*PROBLEM DETAILS*: Among the entries below, find the lines with "Wilhelm" and copy them.
___ RECORDS ___
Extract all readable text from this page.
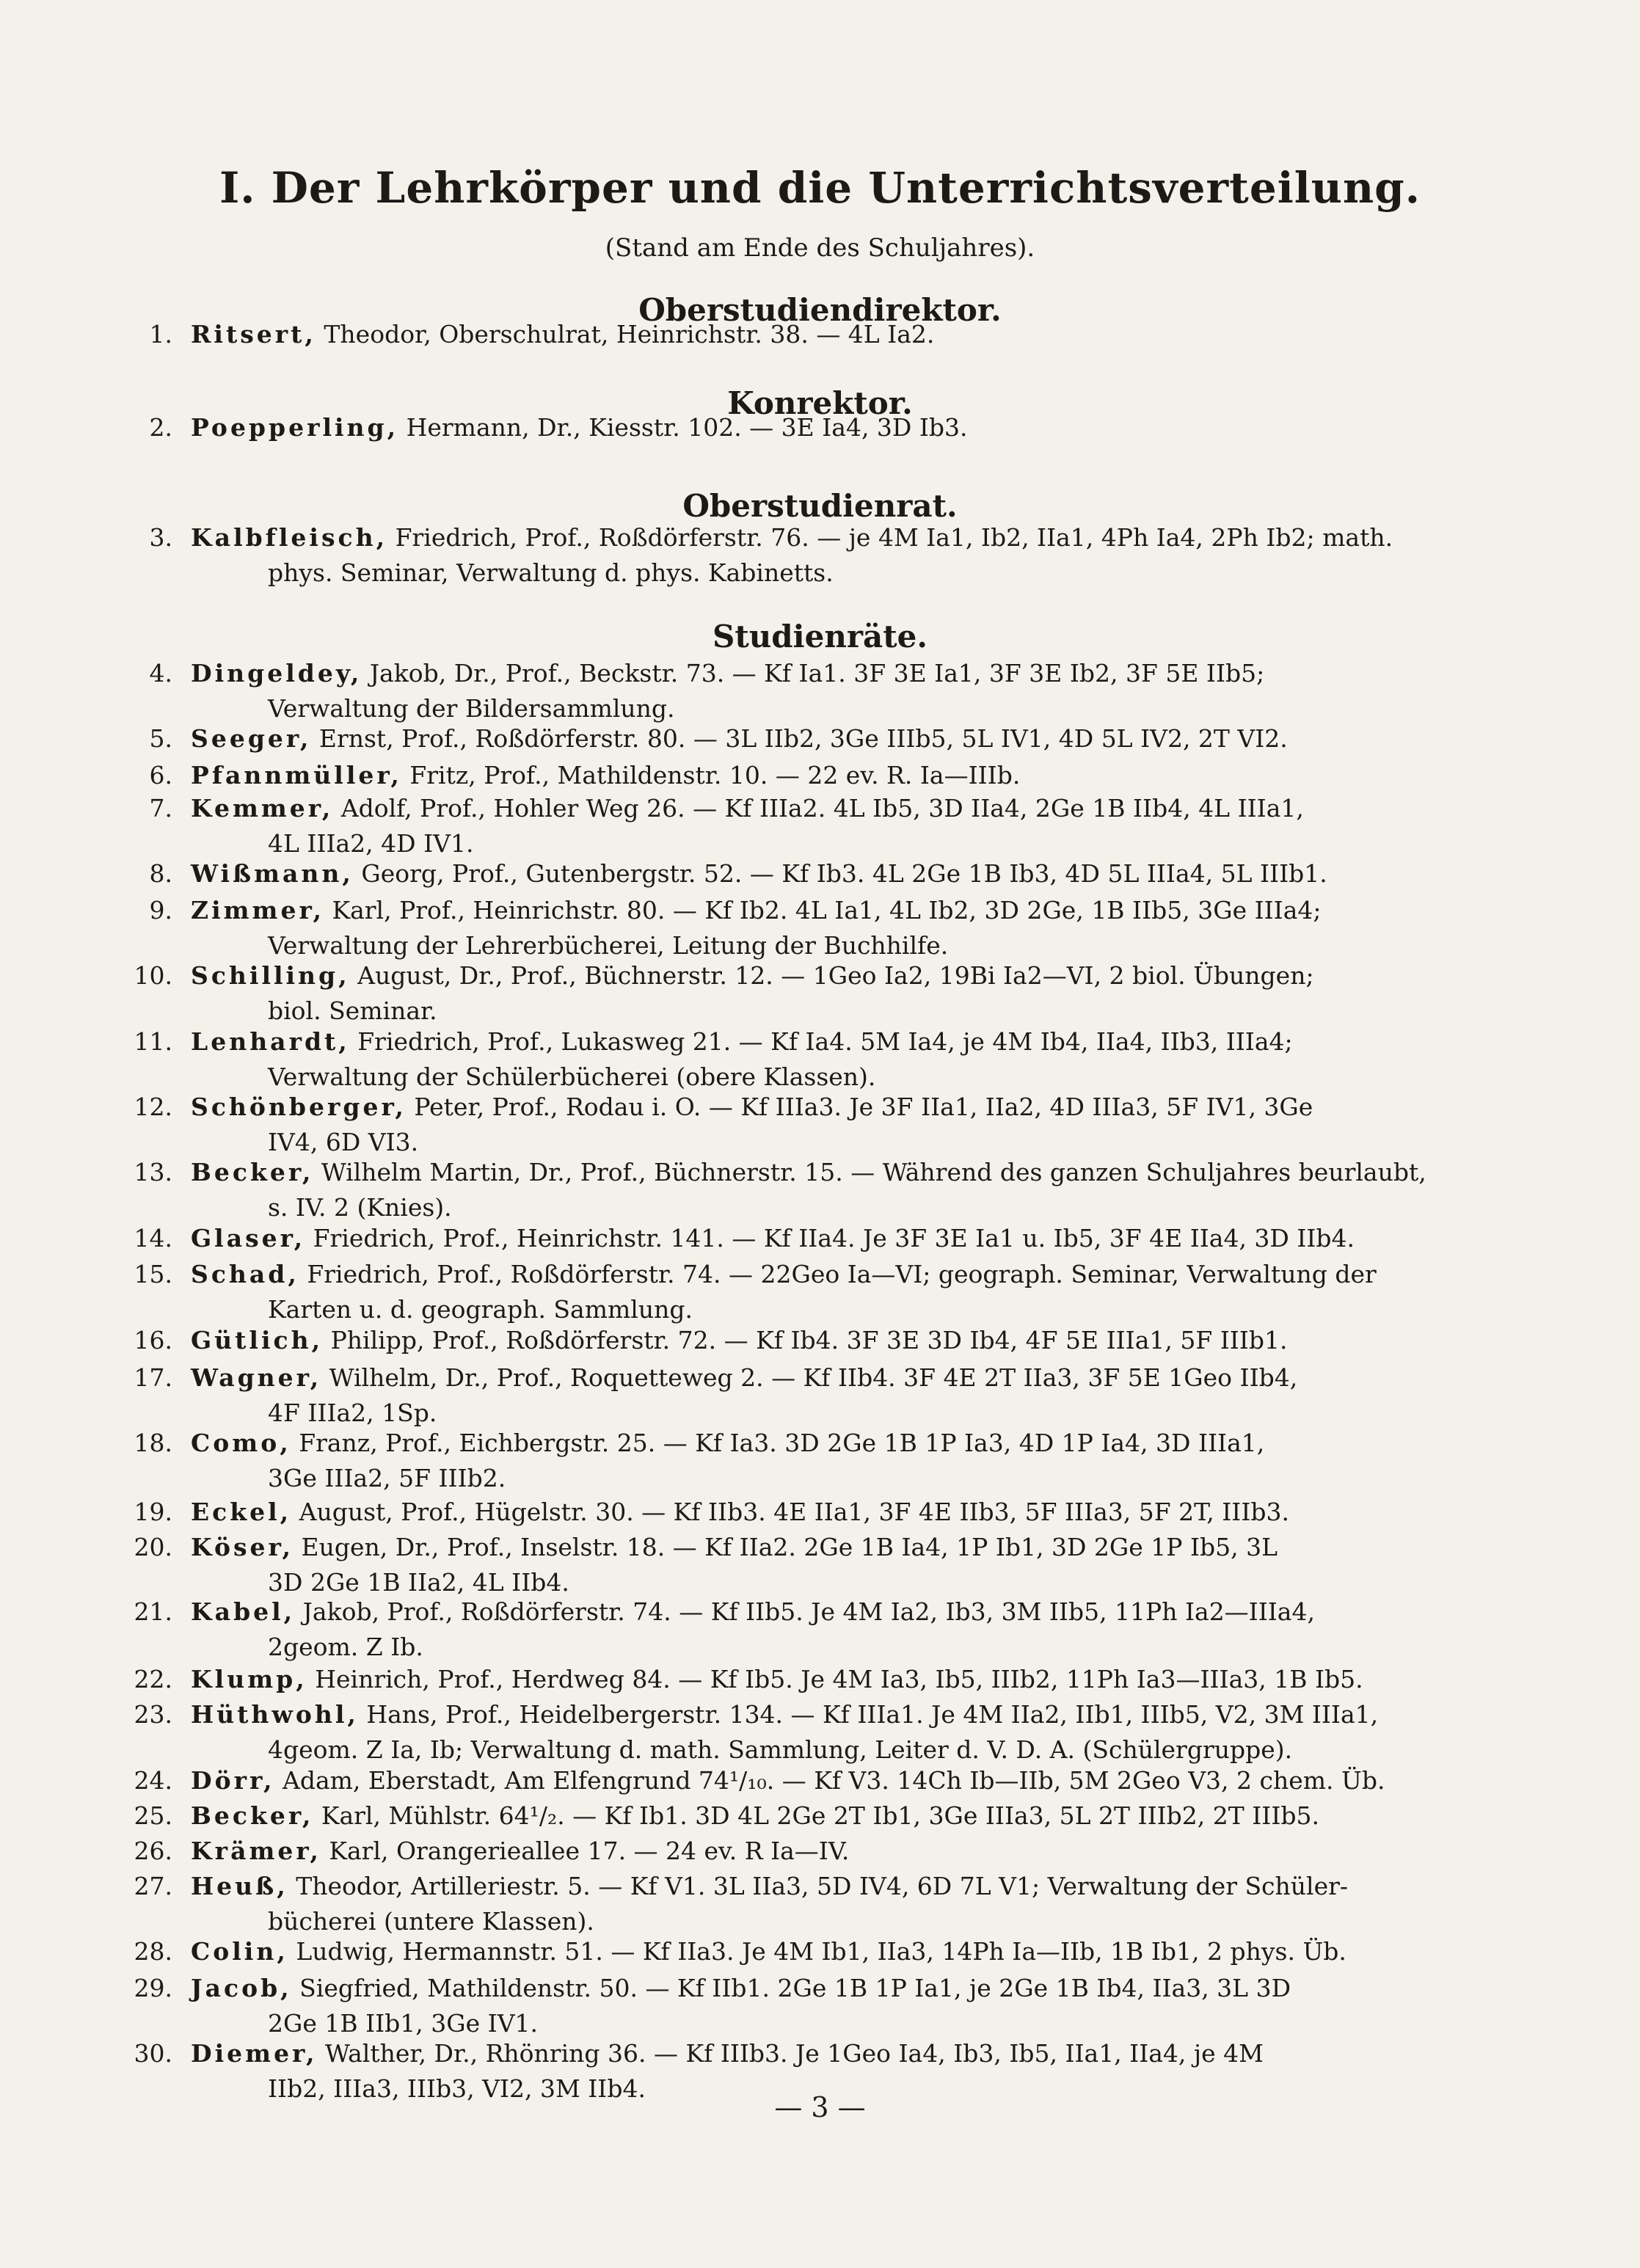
I. Der Lehrkörper und die Unterrichtsverteilung.
(Stand am Ende des Schuljahres).
Oberstudiendirektor.
Konrektor.
Oberstudienrat.
Studienräte.
1. Ritsert, Theodor, Oberschulrat, Heinrichstr. 38. — 4L Ia2.
2. Poepperling, Hermann, Dr., Kiesstr. 102. — 3E Ia4, 3D Ib3.
3. Kalbfleisch, Friedrich, Prof., Roßdörferstr. 76. — je 4M Ia1, Ib2, IIa1, 4Ph Ia4, 2Ph Ib2; math.
phys. Seminar, Verwaltung d. phys. Kabinetts.
4. Dingeldey, Jakob, Dr., Prof., Beckstr. 73. — Kf Ia1. 3F 3E Ia1, 3F 3E Ib2, 3F 5E IIb5;
Verwaltung der Bildersammlung.
5. Seeger, Ernst, Prof., Roßdörferstr. 80. — 3L IIb2, 3Ge IIIb5, 5L IV1, 4D 5L IV2, 2T VI2.
6. Pfannmüller, Fritz, Prof., Mathildenstr. 10. — 22 ev. R. Ia—IIIb.
7. Kemmer, Adolf, Prof., Hohler Weg 26. — Kf IIIa2. 4L Ib5, 3D IIa4, 2Ge 1B IIb4, 4L IIIa1,
4L IIIa2, 4D IV1.
8. Wißmann, Georg, Prof., Gutenbergstr. 52. — Kf Ib3. 4L 2Ge 1B Ib3, 4D 5L IIIa4, 5L IIIb1.
9. Zimmer, Karl, Prof., Heinrichstr. 80. — Kf Ib2. 4L Ia1, 4L Ib2, 3D 2Ge, 1B IIb5, 3Ge IIIa4;
Verwaltung der Lehrerbücherei, Leitung der Buchhilfe.
10. Schilling, August, Dr., Prof., Büchnerstr. 12. — 1Geo Ia2, 19Bi Ia2—VI, 2 biol. Übungen;
biol. Seminar.
11. Lenhardt, Friedrich, Prof., Lukasweg 21. — Kf Ia4. 5M Ia4, je 4M Ib4, IIa4, IIb3, IIIa4;
Verwaltung der Schülerbücherei (obere Klassen).
12. Schönberger, Peter, Prof., Rodau i. O. — Kf IIIa3. Je 3F IIa1, IIa2, 4D IIIa3, 5F IV1, 3Ge
IV4, 6D VI3.
13. Becker, Wilhelm Martin, Dr., Prof., Büchnerstr. 15. — Während des ganzen Schuljahres beurlaubt,
s. IV. 2 (Knies).
14. Glaser, Friedrich, Prof., Heinrichstr. 141. — Kf IIa4. Je 3F 3E Ia1 u. Ib5, 3F 4E IIa4, 3D IIb4.
15. Schad, Friedrich, Prof., Roßdörferstr. 74. — 22Geo Ia—VI; geograph. Seminar, Verwaltung der
Karten u. d. geograph. Sammlung.
16. Gütlich, Philipp, Prof., Roßdörferstr. 72. — Kf Ib4. 3F 3E 3D Ib4, 4F 5E IIIa1, 5F IIIb1.
17. Wagner, Wilhelm, Dr., Prof., Roquetteweg 2. — Kf IIb4. 3F 4E 2T IIa3, 3F 5E 1Geo IIb4,
4F IIIa2, 1Sp.
18. Como, Franz, Prof., Eichbergstr. 25. — Kf Ia3. 3D 2Ge 1B 1P Ia3, 4D 1P Ia4, 3D IIIa1,
3Ge IIIa2, 5F IIIb2.
19. Eckel, August, Prof., Hügelstr. 30. — Kf IIb3. 4E IIa1, 3F 4E IIb3, 5F IIIa3, 5F 2T, IIIb3.
20. Köser, Eugen, Dr., Prof., Inselstr. 18. — Kf IIa2. 2Ge 1B Ia4, 1P Ib1, 3D 2Ge 1P Ib5, 3L
3D 2Ge 1B IIa2, 4L IIb4.
21. Kabel, Jakob, Prof., Roßdörferstr. 74. — Kf IIb5. Je 4M Ia2, Ib3, 3M IIb5, 11Ph Ia2—IIIa4,
2geom. Z Ib.
22. Klump, Heinrich, Prof., Herdweg 84. — Kf Ib5. Je 4M Ia3, Ib5, IIIb2, 11Ph Ia3—IIIa3, 1B Ib5.
23. Hüthwohl, Hans, Prof., Heidelbergerstr. 134. — Kf IIIa1. Je 4M IIa2, IIb1, IIIb5, V2, 3M IIIa1,
4geom. Z Ia, Ib; Verwaltung d. math. Sammlung, Leiter d. V. D. A. (Schülergruppe).
24. Dörr, Adam, Eberstadt, Am Elfengrund 74¹/₁₀. — Kf V3. 14Ch Ib—IIb, 5M 2Geo V3, 2 chem. Üb.
25. Becker, Karl, Mühlstr. 64¹/₂. — Kf Ib1. 3D 4L 2Ge 2T Ib1, 3Ge IIIa3, 5L 2T IIIb2, 2T IIIb5.
26. Krämer, Karl, Orangerieallee 17. — 24 ev. R Ia—IV.
27. Heuß, Theodor, Artilleriestr. 5. — Kf V1. 3L IIa3, 5D IV4, 6D 7L V1; Verwaltung der Schüler-
bücherei (untere Klassen).
28. Colin, Ludwig, Hermannstr. 51. — Kf IIa3. Je 4M Ib1, IIa3, 14Ph Ia—IIb, 1B Ib1, 2 phys. Üb.
29. Jacob, Siegfried, Mathildenstr. 50. — Kf IIb1. 2Ge 1B 1P Ia1, je 2Ge 1B Ib4, IIa3, 3L 3D
2Ge 1B IIb1, 3Ge IV1.
30. Diemer, Walther, Dr., Rhönring 36. — Kf IIIb3. Je 1Geo Ia4, Ib3, Ib5, IIa1, IIa4, je 4M
IIb2, IIIa3, IIIb3, VI2, 3M IIb4.
— 3 —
___
*WORKED ANSWER*:
13. Becker, Wilhelm Martin, Dr., Prof., Büchnerstr. 15. — Während des ganzen Schuljahres beurlaubt,
17. Wagner, Wilhelm, Dr., Prof., Roquetteweg 2. — Kf IIb4. 3F 4E 2T IIa3, 3F 5E 1Geo IIb4,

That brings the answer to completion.